▶ Task to carry out: Print out every record exactly as it appears.

— Start Dataset records —

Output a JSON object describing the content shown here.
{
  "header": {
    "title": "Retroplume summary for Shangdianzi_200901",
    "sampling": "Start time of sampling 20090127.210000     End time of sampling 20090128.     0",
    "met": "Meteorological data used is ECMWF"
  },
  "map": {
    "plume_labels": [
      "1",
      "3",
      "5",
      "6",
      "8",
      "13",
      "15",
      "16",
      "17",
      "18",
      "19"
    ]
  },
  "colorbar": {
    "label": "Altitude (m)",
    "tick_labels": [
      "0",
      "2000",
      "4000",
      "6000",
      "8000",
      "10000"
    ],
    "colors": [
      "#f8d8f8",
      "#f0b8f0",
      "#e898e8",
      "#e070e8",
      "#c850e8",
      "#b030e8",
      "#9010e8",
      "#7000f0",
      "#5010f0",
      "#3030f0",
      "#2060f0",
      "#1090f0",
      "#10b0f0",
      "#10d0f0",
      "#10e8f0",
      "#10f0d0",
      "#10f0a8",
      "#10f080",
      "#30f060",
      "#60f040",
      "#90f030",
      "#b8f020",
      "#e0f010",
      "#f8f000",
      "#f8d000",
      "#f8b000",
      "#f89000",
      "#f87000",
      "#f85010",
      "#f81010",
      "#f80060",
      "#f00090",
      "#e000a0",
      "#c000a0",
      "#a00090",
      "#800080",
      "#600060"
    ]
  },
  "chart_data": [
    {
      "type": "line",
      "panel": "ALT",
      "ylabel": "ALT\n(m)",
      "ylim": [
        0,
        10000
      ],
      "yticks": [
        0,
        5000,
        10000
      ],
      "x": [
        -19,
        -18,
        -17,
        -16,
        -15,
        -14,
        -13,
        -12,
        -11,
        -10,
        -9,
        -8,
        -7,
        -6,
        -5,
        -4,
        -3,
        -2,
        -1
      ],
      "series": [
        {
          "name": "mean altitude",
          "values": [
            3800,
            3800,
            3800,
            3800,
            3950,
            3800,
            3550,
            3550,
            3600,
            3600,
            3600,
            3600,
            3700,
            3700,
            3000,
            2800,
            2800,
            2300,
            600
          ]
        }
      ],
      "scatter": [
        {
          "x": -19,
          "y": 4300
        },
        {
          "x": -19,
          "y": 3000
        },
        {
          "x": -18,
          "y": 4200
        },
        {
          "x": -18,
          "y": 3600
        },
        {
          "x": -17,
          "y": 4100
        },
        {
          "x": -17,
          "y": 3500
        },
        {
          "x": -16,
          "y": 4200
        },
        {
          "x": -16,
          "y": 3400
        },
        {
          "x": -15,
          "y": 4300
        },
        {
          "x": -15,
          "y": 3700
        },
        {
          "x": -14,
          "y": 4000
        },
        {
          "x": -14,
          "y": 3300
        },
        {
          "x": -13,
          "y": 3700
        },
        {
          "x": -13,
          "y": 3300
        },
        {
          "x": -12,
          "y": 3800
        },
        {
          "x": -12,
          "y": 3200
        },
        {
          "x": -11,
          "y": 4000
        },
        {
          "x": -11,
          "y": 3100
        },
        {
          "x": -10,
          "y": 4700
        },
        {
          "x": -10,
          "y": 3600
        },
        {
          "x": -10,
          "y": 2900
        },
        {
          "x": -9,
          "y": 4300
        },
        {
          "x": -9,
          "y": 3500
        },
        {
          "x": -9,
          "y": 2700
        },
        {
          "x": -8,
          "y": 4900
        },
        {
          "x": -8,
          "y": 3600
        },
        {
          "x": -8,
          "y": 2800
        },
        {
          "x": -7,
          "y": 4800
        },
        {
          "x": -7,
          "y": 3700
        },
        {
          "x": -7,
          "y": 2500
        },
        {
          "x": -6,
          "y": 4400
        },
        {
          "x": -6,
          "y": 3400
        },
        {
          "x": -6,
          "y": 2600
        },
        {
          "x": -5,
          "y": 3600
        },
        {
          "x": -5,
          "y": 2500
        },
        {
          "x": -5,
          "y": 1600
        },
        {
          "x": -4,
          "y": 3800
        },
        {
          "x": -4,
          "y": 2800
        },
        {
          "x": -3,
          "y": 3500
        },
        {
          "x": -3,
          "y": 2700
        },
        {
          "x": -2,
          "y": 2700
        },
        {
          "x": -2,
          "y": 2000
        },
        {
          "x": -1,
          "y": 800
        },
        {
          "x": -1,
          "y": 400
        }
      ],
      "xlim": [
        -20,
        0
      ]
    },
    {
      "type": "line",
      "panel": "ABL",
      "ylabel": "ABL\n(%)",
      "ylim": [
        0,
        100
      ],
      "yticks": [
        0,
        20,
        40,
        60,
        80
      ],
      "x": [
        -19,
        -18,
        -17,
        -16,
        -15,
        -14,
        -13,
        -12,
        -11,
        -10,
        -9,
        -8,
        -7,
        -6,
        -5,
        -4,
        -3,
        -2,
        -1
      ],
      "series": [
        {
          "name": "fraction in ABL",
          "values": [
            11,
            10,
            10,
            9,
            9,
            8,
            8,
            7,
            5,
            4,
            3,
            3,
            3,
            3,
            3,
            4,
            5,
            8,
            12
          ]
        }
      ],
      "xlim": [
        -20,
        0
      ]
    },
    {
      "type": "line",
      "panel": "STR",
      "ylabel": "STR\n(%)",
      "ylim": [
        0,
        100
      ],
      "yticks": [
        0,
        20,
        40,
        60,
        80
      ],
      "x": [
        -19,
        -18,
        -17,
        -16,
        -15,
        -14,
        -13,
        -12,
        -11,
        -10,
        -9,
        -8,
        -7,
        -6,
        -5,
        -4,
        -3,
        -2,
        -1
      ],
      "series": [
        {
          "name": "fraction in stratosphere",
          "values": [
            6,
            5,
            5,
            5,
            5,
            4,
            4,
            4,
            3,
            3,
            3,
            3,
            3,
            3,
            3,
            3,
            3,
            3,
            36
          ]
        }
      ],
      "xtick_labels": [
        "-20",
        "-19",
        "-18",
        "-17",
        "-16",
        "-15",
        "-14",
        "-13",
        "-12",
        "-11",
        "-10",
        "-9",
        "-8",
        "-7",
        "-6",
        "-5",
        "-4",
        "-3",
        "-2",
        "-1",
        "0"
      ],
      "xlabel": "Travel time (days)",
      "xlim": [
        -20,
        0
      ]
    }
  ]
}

— End Dataset records —

▶ Answer for this exercise:
Output a JSON object describing the content shown here.
{
  "header": {
    "title": "Retroplume summary for Shangdianzi_200901",
    "sampling": "Start time of sampling 20090127.210000     End time of sampling 20090128.     0",
    "met": "Meteorological data used is ECMWF"
  },
  "map": {
    "plume_labels": [
      "1",
      "3",
      "5",
      "6",
      "8",
      "13",
      "15",
      "16",
      "17",
      "18",
      "19"
    ]
  },
  "colorbar": {
    "label": "Altitude (m)",
    "tick_labels": [
      "0",
      "2000",
      "4000",
      "6000",
      "8000",
      "10000"
    ],
    "colors": [
      "#f8d8f8",
      "#f0b8f0",
      "#e898e8",
      "#e070e8",
      "#c850e8",
      "#b030e8",
      "#9010e8",
      "#7000f0",
      "#5010f0",
      "#3030f0",
      "#2060f0",
      "#1090f0",
      "#10b0f0",
      "#10d0f0",
      "#10e8f0",
      "#10f0d0",
      "#10f0a8",
      "#10f080",
      "#30f060",
      "#60f040",
      "#90f030",
      "#b8f020",
      "#e0f010",
      "#f8f000",
      "#f8d000",
      "#f8b000",
      "#f89000",
      "#f87000",
      "#f85010",
      "#f81010",
      "#f80060",
      "#f00090",
      "#e000a0",
      "#c000a0",
      "#a00090",
      "#800080",
      "#600060"
    ]
  },
  "chart_data": [
    {
      "type": "line",
      "panel": "ALT",
      "ylabel": "ALT\n(m)",
      "ylim": [
        0,
        10000
      ],
      "yticks": [
        0,
        5000,
        10000
      ],
      "x": [
        -19,
        -18,
        -17,
        -16,
        -15,
        -14,
        -13,
        -12,
        -11,
        -10,
        -9,
        -8,
        -7,
        -6,
        -5,
        -4,
        -3,
        -2,
        -1
      ],
      "series": [
        {
          "name": "mean altitude",
          "values": [
            3800,
            3800,
            3800,
            3800,
            3950,
            3800,
            3550,
            3550,
            3600,
            3600,
            3600,
            3600,
            3700,
            3700,
            3000,
            2800,
            2800,
            2300,
            600
          ]
        }
      ],
      "scatter": [
        {
          "x": -19,
          "y": 4300
        },
        {
          "x": -19,
          "y": 3000
        },
        {
          "x": -18,
          "y": 4200
        },
        {
          "x": -18,
          "y": 3600
        },
        {
          "x": -17,
          "y": 4100
        },
        {
          "x": -17,
          "y": 3500
        },
        {
          "x": -16,
          "y": 4200
        },
        {
          "x": -16,
          "y": 3400
        },
        {
          "x": -15,
          "y": 4300
        },
        {
          "x": -15,
          "y": 3700
        },
        {
          "x": -14,
          "y": 4000
        },
        {
          "x": -14,
          "y": 3300
        },
        {
          "x": -13,
          "y": 3700
        },
        {
          "x": -13,
          "y": 3300
        },
        {
          "x": -12,
          "y": 3800
        },
        {
          "x": -12,
          "y": 3200
        },
        {
          "x": -11,
          "y": 4000
        },
        {
          "x": -11,
          "y": 3100
        },
        {
          "x": -10,
          "y": 4700
        },
        {
          "x": -10,
          "y": 3600
        },
        {
          "x": -10,
          "y": 2900
        },
        {
          "x": -9,
          "y": 4300
        },
        {
          "x": -9,
          "y": 3500
        },
        {
          "x": -9,
          "y": 2700
        },
        {
          "x": -8,
          "y": 4900
        },
        {
          "x": -8,
          "y": 3600
        },
        {
          "x": -8,
          "y": 2800
        },
        {
          "x": -7,
          "y": 4800
        },
        {
          "x": -7,
          "y": 3700
        },
        {
          "x": -7,
          "y": 2500
        },
        {
          "x": -6,
          "y": 4400
        },
        {
          "x": -6,
          "y": 3400
        },
        {
          "x": -6,
          "y": 2600
        },
        {
          "x": -5,
          "y": 3600
        },
        {
          "x": -5,
          "y": 2500
        },
        {
          "x": -5,
          "y": 1600
        },
        {
          "x": -4,
          "y": 3800
        },
        {
          "x": -4,
          "y": 2800
        },
        {
          "x": -3,
          "y": 3500
        },
        {
          "x": -3,
          "y": 2700
        },
        {
          "x": -2,
          "y": 2700
        },
        {
          "x": -2,
          "y": 2000
        },
        {
          "x": -1,
          "y": 800
        },
        {
          "x": -1,
          "y": 400
        }
      ],
      "xlim": [
        -20,
        0
      ]
    },
    {
      "type": "line",
      "panel": "ABL",
      "ylabel": "ABL\n(%)",
      "ylim": [
        0,
        100
      ],
      "yticks": [
        0,
        20,
        40,
        60,
        80
      ],
      "x": [
        -19,
        -18,
        -17,
        -16,
        -15,
        -14,
        -13,
        -12,
        -11,
        -10,
        -9,
        -8,
        -7,
        -6,
        -5,
        -4,
        -3,
        -2,
        -1
      ],
      "series": [
        {
          "name": "fraction in ABL",
          "values": [
            11,
            10,
            10,
            9,
            9,
            8,
            8,
            7,
            5,
            4,
            3,
            3,
            3,
            3,
            3,
            4,
            5,
            8,
            12
          ]
        }
      ],
      "xlim": [
        -20,
        0
      ]
    },
    {
      "type": "line",
      "panel": "STR",
      "ylabel": "STR\n(%)",
      "ylim": [
        0,
        100
      ],
      "yticks": [
        0,
        20,
        40,
        60,
        80
      ],
      "x": [
        -19,
        -18,
        -17,
        -16,
        -15,
        -14,
        -13,
        -12,
        -11,
        -10,
        -9,
        -8,
        -7,
        -6,
        -5,
        -4,
        -3,
        -2,
        -1
      ],
      "series": [
        {
          "name": "fraction in stratosphere",
          "values": [
            6,
            5,
            5,
            5,
            5,
            4,
            4,
            4,
            3,
            3,
            3,
            3,
            3,
            3,
            3,
            3,
            3,
            3,
            36
          ]
        }
      ],
      "xtick_labels": [
        "-20",
        "-19",
        "-18",
        "-17",
        "-16",
        "-15",
        "-14",
        "-13",
        "-12",
        "-11",
        "-10",
        "-9",
        "-8",
        "-7",
        "-6",
        "-5",
        "-4",
        "-3",
        "-2",
        "-1",
        "0"
      ],
      "xlabel": "Travel time (days)",
      "xlim": [
        -20,
        0
      ]
    }
  ]
}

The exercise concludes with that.